**Aim**
Return the count of lines that hold the string "median", with no other words.

+++

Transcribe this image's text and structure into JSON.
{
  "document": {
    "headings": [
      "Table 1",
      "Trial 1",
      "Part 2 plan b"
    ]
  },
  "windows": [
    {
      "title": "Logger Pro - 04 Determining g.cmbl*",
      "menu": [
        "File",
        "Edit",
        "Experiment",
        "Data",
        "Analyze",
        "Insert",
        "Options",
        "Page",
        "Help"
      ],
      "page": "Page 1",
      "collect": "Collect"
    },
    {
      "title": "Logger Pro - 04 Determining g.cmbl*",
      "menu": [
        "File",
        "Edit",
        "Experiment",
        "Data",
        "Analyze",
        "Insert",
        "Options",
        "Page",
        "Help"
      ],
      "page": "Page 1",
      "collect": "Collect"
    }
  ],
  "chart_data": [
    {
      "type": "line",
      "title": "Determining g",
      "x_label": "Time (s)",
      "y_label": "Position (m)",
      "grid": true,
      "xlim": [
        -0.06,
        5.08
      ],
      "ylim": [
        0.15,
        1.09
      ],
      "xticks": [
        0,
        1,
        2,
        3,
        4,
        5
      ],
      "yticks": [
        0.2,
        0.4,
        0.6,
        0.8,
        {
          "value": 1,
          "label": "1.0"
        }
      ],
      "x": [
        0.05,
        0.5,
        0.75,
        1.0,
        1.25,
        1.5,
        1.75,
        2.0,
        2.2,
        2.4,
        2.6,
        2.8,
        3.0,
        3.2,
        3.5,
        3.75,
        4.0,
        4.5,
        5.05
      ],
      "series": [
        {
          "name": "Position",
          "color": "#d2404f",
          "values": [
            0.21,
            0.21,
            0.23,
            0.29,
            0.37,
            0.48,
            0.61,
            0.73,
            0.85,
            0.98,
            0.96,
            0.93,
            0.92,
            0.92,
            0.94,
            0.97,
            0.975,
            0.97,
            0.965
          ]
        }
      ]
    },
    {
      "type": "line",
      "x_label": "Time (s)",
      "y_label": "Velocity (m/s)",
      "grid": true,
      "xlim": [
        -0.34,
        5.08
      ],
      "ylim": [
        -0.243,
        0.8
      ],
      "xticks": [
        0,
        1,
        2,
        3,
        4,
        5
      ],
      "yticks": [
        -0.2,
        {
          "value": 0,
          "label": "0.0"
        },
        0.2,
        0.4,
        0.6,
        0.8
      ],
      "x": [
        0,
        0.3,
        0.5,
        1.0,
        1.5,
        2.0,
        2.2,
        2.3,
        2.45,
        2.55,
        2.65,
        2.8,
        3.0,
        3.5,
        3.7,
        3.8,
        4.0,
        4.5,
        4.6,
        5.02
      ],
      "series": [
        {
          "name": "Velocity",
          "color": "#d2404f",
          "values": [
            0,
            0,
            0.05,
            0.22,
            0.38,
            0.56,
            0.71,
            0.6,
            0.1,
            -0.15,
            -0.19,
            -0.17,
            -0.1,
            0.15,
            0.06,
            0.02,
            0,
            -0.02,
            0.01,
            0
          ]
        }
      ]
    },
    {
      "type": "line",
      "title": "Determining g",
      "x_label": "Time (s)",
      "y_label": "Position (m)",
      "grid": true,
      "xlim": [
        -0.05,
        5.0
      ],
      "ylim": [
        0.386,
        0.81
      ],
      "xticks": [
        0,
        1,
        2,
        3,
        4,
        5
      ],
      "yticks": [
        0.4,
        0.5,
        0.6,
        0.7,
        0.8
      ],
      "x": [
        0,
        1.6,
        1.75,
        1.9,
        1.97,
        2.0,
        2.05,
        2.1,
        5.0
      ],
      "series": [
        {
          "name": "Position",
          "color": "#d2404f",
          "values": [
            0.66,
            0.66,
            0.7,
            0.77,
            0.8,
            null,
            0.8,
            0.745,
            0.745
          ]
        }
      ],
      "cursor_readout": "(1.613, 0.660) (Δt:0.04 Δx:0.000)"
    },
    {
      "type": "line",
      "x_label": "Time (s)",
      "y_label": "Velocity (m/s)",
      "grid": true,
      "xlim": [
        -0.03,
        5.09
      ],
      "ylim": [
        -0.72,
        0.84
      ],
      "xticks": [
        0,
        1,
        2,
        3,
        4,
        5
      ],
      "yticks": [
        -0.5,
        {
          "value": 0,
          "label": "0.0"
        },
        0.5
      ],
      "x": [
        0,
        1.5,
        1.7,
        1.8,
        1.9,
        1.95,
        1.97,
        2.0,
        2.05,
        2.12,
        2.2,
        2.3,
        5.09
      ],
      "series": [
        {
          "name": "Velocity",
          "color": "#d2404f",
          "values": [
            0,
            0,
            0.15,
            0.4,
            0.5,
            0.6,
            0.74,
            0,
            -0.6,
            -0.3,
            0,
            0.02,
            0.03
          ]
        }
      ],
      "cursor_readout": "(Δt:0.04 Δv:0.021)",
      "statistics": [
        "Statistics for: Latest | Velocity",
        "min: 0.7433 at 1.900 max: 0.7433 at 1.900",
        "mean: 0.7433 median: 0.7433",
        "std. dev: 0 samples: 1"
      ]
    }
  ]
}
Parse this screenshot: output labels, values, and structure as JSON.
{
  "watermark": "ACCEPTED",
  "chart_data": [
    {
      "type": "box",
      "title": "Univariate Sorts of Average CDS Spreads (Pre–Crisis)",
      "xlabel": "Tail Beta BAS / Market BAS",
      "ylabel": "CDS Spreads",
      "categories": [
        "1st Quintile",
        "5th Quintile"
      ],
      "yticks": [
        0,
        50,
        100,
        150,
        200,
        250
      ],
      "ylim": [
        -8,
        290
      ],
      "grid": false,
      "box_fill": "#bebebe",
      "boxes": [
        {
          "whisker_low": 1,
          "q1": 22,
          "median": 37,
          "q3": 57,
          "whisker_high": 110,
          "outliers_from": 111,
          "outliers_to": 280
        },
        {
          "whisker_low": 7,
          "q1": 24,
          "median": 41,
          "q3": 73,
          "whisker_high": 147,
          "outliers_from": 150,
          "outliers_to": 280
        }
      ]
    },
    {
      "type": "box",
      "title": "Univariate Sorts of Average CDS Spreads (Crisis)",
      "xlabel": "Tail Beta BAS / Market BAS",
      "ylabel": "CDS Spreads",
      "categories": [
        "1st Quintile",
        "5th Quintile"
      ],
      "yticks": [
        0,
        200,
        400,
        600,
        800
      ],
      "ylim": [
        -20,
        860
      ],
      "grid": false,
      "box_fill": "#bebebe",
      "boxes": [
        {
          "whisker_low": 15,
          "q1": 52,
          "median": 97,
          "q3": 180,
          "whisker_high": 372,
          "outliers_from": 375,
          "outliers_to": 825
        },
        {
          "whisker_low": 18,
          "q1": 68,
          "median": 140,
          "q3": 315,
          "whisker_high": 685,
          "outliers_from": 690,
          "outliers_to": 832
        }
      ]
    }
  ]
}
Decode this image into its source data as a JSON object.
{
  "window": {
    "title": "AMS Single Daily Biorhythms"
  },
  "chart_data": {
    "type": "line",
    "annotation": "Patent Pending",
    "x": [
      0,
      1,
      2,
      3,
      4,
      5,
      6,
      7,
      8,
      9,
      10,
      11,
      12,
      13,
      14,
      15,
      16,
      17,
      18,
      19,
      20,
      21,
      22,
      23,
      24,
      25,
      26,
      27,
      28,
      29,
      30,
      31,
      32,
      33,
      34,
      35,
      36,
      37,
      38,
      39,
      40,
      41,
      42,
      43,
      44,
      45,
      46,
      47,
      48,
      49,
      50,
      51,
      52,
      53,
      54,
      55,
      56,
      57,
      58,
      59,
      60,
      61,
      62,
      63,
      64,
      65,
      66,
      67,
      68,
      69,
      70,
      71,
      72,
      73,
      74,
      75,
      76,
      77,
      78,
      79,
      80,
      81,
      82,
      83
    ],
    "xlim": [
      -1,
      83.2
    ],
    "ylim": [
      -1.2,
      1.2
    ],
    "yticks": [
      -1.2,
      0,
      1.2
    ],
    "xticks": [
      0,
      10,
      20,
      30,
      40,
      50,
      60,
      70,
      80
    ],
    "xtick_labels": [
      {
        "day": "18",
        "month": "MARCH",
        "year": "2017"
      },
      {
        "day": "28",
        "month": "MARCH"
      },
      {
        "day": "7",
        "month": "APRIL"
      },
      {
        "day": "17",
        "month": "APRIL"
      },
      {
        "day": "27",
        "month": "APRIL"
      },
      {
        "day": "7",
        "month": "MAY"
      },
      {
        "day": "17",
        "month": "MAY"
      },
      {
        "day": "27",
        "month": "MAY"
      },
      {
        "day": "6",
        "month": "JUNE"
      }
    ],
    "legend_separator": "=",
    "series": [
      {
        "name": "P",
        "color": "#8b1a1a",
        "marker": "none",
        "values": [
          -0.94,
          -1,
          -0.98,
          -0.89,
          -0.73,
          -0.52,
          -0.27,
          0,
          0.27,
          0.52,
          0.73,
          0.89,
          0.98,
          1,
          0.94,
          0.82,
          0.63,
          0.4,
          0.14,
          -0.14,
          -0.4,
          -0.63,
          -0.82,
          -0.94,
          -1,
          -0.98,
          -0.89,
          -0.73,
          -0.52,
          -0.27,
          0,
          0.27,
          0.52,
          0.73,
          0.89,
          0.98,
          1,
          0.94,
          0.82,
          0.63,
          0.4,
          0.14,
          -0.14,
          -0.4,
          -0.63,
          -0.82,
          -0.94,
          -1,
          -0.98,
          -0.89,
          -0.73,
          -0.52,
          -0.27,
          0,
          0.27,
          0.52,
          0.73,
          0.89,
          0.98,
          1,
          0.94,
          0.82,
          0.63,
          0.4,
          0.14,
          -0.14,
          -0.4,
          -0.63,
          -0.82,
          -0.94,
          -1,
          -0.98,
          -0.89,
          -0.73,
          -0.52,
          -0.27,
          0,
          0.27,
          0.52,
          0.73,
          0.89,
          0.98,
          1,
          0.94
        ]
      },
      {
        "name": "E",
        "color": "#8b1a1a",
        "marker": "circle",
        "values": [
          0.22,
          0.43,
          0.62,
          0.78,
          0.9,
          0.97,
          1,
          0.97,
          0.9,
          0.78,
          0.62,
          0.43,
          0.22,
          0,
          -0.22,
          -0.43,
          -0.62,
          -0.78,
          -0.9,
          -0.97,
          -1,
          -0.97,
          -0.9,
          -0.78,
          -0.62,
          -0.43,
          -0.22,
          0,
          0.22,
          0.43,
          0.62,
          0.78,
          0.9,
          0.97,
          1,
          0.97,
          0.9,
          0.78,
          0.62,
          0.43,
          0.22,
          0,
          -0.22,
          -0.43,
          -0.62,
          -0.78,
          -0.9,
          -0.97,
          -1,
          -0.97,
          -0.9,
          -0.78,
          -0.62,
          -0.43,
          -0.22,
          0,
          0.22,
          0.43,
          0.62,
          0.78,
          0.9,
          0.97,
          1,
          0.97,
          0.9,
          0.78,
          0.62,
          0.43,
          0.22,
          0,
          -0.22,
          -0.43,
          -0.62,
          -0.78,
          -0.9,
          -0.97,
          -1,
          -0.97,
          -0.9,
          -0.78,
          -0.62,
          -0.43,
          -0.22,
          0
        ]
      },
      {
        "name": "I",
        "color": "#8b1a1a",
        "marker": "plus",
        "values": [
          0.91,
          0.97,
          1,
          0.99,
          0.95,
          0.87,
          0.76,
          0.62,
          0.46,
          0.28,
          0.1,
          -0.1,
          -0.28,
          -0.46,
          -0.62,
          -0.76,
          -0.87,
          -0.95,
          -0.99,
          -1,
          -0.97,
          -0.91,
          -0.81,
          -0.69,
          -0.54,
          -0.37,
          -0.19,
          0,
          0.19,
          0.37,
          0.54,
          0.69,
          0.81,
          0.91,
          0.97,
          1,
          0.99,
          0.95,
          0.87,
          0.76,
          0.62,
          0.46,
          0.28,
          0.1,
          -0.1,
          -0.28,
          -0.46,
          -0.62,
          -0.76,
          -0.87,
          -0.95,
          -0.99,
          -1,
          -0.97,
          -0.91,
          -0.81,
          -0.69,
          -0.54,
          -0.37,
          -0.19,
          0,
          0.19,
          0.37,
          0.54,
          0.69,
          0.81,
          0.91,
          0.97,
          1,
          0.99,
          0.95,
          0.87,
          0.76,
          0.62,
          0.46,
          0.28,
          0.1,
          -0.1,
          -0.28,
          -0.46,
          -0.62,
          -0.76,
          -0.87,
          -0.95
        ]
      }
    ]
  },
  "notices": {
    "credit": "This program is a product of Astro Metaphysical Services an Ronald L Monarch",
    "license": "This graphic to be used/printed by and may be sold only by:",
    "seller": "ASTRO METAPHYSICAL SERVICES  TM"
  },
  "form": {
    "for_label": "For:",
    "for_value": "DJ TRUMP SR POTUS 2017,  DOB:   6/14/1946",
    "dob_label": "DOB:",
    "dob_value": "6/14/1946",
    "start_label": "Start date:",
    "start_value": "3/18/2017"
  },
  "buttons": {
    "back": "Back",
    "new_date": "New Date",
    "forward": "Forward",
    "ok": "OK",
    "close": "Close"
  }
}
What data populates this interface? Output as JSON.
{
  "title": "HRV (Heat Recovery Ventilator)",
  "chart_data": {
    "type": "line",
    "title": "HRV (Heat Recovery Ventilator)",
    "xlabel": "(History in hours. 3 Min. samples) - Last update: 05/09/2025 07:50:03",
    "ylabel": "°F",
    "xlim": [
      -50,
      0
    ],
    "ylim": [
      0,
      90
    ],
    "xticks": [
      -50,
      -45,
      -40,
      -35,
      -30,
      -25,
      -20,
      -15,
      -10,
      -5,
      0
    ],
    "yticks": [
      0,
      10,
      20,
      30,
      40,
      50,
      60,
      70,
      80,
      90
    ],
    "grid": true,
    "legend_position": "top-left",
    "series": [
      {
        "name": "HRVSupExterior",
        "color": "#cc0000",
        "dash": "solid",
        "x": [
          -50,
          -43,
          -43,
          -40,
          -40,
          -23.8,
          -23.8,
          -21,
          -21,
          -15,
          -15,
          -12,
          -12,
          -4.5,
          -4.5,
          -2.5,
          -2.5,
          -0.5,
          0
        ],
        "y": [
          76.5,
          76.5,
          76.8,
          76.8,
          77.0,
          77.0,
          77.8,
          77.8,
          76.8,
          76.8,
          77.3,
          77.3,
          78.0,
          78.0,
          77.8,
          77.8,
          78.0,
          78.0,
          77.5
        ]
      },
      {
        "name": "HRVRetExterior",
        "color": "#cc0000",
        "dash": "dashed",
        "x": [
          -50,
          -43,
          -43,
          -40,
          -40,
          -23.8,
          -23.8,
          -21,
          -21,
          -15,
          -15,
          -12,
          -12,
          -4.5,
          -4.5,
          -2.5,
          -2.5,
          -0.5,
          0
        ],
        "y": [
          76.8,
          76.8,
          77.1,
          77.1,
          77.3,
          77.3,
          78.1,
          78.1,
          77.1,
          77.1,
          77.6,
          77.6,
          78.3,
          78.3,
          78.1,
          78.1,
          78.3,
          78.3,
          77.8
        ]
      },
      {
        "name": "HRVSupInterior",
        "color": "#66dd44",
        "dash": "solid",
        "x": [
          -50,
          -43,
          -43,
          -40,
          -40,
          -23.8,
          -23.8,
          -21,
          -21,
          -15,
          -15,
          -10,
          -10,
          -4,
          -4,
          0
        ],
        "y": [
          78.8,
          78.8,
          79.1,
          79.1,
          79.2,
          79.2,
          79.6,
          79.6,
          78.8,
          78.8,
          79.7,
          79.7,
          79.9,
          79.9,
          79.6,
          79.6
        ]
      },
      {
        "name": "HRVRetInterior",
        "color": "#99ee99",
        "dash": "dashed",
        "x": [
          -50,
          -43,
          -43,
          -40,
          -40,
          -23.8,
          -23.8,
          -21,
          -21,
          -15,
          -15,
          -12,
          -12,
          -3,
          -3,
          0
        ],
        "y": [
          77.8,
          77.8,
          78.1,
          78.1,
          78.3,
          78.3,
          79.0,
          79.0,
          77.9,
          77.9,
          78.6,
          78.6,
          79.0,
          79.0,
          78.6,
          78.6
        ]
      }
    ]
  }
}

+++

**Exercise output**
5